WHAT TO DO
Every record below should be written out exactly; pictures stay out.

RECORD EXTRACTS
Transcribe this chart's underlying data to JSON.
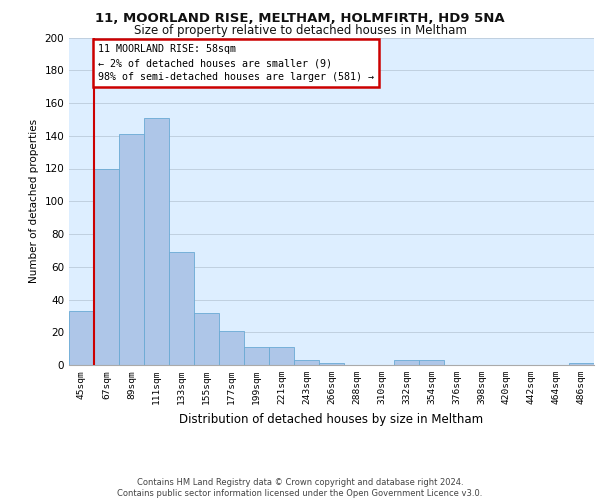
{
  "title1": "11, MOORLAND RISE, MELTHAM, HOLMFIRTH, HD9 5NA",
  "title2": "Size of property relative to detached houses in Meltham",
  "xlabel": "Distribution of detached houses by size in Meltham",
  "ylabel": "Number of detached properties",
  "bar_labels": [
    "45sqm",
    "67sqm",
    "89sqm",
    "111sqm",
    "133sqm",
    "155sqm",
    "177sqm",
    "199sqm",
    "221sqm",
    "243sqm",
    "266sqm",
    "288sqm",
    "310sqm",
    "332sqm",
    "354sqm",
    "376sqm",
    "398sqm",
    "420sqm",
    "442sqm",
    "464sqm",
    "486sqm"
  ],
  "bar_values": [
    33,
    120,
    141,
    151,
    69,
    32,
    21,
    11,
    11,
    3,
    1,
    0,
    0,
    3,
    3,
    0,
    0,
    0,
    0,
    0,
    1
  ],
  "bar_color": "#aec6e8",
  "bar_edge_color": "#6aaad4",
  "annotation_box_color": "#ffffff",
  "annotation_border_color": "#cc0000",
  "annotation_line1": "11 MOORLAND RISE: 58sqm",
  "annotation_line2": "← 2% of detached houses are smaller (9)",
  "annotation_line3": "98% of semi-detached houses are larger (581) →",
  "marker_line_color": "#cc0000",
  "marker_bar_index": 1,
  "ylim": [
    0,
    200
  ],
  "yticks": [
    0,
    20,
    40,
    60,
    80,
    100,
    120,
    140,
    160,
    180,
    200
  ],
  "grid_color": "#c8d8e8",
  "bg_color": "#ddeeff",
  "footnote1": "Contains HM Land Registry data © Crown copyright and database right 2024.",
  "footnote2": "Contains public sector information licensed under the Open Government Licence v3.0."
}
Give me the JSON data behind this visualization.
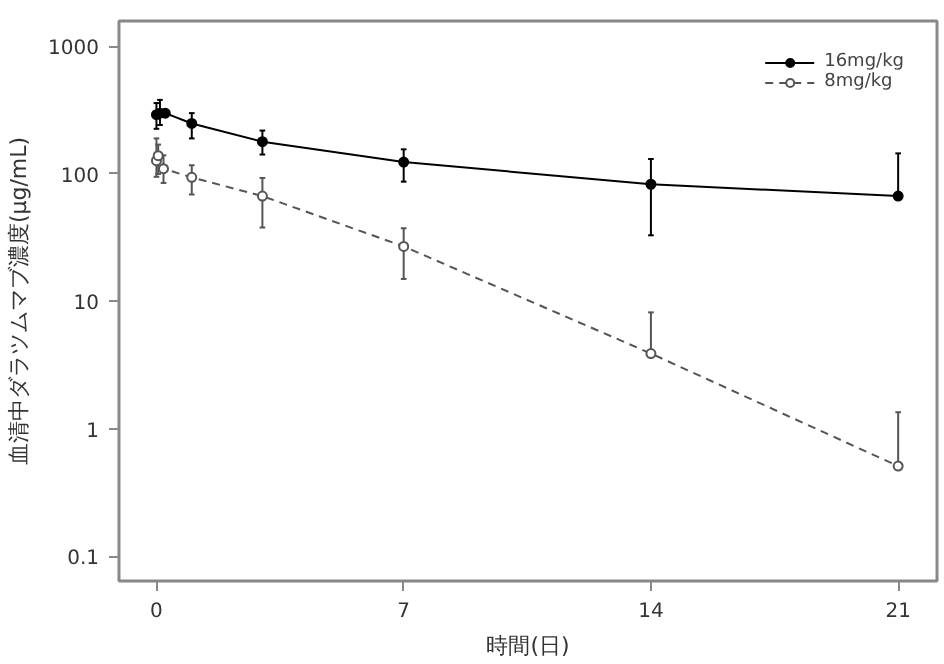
{
  "chart_data": {
    "type": "line",
    "xlabel": "時間(日)",
    "ylabel": "血清中ダラツムマブ濃度(μg/mL)",
    "xlim": [
      -1.06,
      22.1
    ],
    "ylim": [
      0.064,
      1585
    ],
    "xticks": [
      0,
      7,
      14,
      21
    ],
    "yticks": [
      0.1,
      1,
      10,
      100,
      1000
    ],
    "log": "y",
    "grid": false,
    "legend": "top right",
    "marker": "circle",
    "series": [
      {
        "name": "16mg/kg",
        "color": "#000000",
        "line_style": "solid",
        "x": [
          0,
          0.1,
          0.25,
          1,
          3,
          7,
          14,
          21
        ],
        "values": [
          292,
          300,
          300,
          249,
          179,
          124,
          83,
          67
        ],
        "errors": [
          [
            226,
            360
          ],
          [
            242,
            381
          ],
          null,
          [
            190,
            300
          ],
          [
            142,
            219
          ],
          [
            87,
            156
          ],
          [
            33,
            131
          ],
          [
            67,
            145
          ]
        ]
      },
      {
        "name": "8mg/kg",
        "color": "#555555",
        "line_style": "dashed",
        "x": [
          0,
          0.05,
          0.2,
          1,
          3,
          7,
          14,
          21
        ],
        "values": [
          127,
          139,
          110,
          94,
          67,
          27,
          3.9,
          0.51
        ],
        "errors": [
          [
            95,
            190
          ],
          [
            100,
            170
          ],
          [
            85,
            140
          ],
          [
            69,
            117
          ],
          [
            38,
            93
          ],
          [
            15,
            37.5
          ],
          [
            3.9,
            8.2
          ],
          [
            0.51,
            1.35
          ]
        ]
      }
    ]
  }
}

THE RESULT
Transcribe this chart's underlying data to JSON.
{
  "title1": "11, MOORLAND RISE, MELTHAM, HOLMFIRTH, HD9 5NA",
  "title2": "Size of property relative to detached houses in Meltham",
  "xlabel": "Distribution of detached houses by size in Meltham",
  "ylabel": "Number of detached properties",
  "bar_labels": [
    "45sqm",
    "67sqm",
    "89sqm",
    "111sqm",
    "133sqm",
    "155sqm",
    "177sqm",
    "199sqm",
    "221sqm",
    "243sqm",
    "266sqm",
    "288sqm",
    "310sqm",
    "332sqm",
    "354sqm",
    "376sqm",
    "398sqm",
    "420sqm",
    "442sqm",
    "464sqm",
    "486sqm"
  ],
  "bar_values": [
    33,
    120,
    141,
    151,
    69,
    32,
    21,
    11,
    11,
    3,
    1,
    0,
    0,
    3,
    3,
    0,
    0,
    0,
    0,
    0,
    1
  ],
  "bar_color": "#aec6e8",
  "bar_edge_color": "#6aaad4",
  "annotation_box_color": "#ffffff",
  "annotation_border_color": "#cc0000",
  "annotation_line1": "11 MOORLAND RISE: 58sqm",
  "annotation_line2": "← 2% of detached houses are smaller (9)",
  "annotation_line3": "98% of semi-detached houses are larger (581) →",
  "marker_line_color": "#cc0000",
  "marker_bar_index": 1,
  "ylim": [
    0,
    200
  ],
  "yticks": [
    0,
    20,
    40,
    60,
    80,
    100,
    120,
    140,
    160,
    180,
    200
  ],
  "grid_color": "#c8d8e8",
  "bg_color": "#ddeeff",
  "footnote1": "Contains HM Land Registry data © Crown copyright and database right 2024.",
  "footnote2": "Contains public sector information licensed under the Open Government Licence v3.0."
}
Give me the JSON data behind this visualization.
{
  "chart_data": {
    "type": "line",
    "xlabel": "時間(日)",
    "ylabel": "血清中ダラツムマブ濃度(μg/mL)",
    "xlim": [
      -1.06,
      22.1
    ],
    "ylim": [
      0.064,
      1585
    ],
    "xticks": [
      0,
      7,
      14,
      21
    ],
    "yticks": [
      0.1,
      1,
      10,
      100,
      1000
    ],
    "log": "y",
    "grid": false,
    "legend": "top right",
    "marker": "circle",
    "series": [
      {
        "name": "16mg/kg",
        "color": "#000000",
        "line_style": "solid",
        "x": [
          0,
          0.1,
          0.25,
          1,
          3,
          7,
          14,
          21
        ],
        "values": [
          292,
          300,
          300,
          249,
          179,
          124,
          83,
          67
        ],
        "errors": [
          [
            226,
            360
          ],
          [
            242,
            381
          ],
          null,
          [
            190,
            300
          ],
          [
            142,
            219
          ],
          [
            87,
            156
          ],
          [
            33,
            131
          ],
          [
            67,
            145
          ]
        ]
      },
      {
        "name": "8mg/kg",
        "color": "#555555",
        "line_style": "dashed",
        "x": [
          0,
          0.05,
          0.2,
          1,
          3,
          7,
          14,
          21
        ],
        "values": [
          127,
          139,
          110,
          94,
          67,
          27,
          3.9,
          0.51
        ],
        "errors": [
          [
            95,
            190
          ],
          [
            100,
            170
          ],
          [
            85,
            140
          ],
          [
            69,
            117
          ],
          [
            38,
            93
          ],
          [
            15,
            37.5
          ],
          [
            3.9,
            8.2
          ],
          [
            0.51,
            1.35
          ]
        ]
      }
    ]
  }
}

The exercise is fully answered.